Records to use |
________
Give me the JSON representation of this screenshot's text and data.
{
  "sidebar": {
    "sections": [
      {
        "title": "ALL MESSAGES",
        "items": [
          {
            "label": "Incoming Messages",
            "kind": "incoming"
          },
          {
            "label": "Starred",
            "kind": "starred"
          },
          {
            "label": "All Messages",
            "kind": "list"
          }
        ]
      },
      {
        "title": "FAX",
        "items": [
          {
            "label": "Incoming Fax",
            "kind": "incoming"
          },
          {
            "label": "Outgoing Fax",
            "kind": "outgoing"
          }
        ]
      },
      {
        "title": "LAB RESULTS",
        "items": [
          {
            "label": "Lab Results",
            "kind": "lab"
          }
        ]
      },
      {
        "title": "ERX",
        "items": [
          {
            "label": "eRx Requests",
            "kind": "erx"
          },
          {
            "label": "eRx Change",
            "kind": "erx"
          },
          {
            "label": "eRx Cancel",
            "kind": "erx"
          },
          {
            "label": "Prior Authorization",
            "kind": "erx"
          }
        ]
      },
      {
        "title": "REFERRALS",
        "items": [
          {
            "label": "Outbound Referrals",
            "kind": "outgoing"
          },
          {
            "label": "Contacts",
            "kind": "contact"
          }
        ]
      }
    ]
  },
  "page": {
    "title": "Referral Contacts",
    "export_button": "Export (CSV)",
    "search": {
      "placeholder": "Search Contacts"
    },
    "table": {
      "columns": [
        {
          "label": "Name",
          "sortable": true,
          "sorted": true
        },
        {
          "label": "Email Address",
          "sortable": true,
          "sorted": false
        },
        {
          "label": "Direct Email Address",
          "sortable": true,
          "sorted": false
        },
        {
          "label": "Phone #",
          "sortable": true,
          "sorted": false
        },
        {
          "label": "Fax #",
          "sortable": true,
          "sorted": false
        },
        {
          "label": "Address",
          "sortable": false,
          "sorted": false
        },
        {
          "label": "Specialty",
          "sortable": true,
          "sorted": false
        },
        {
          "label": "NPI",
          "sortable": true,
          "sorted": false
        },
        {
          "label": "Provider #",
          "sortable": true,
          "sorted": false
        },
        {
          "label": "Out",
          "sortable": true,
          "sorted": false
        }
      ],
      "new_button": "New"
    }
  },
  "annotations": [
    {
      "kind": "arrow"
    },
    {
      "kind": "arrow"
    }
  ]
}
________
Task | Collect each line containing the string "Email".

Full response |
          "label": "Email Address",
          "label": "Direct Email Address",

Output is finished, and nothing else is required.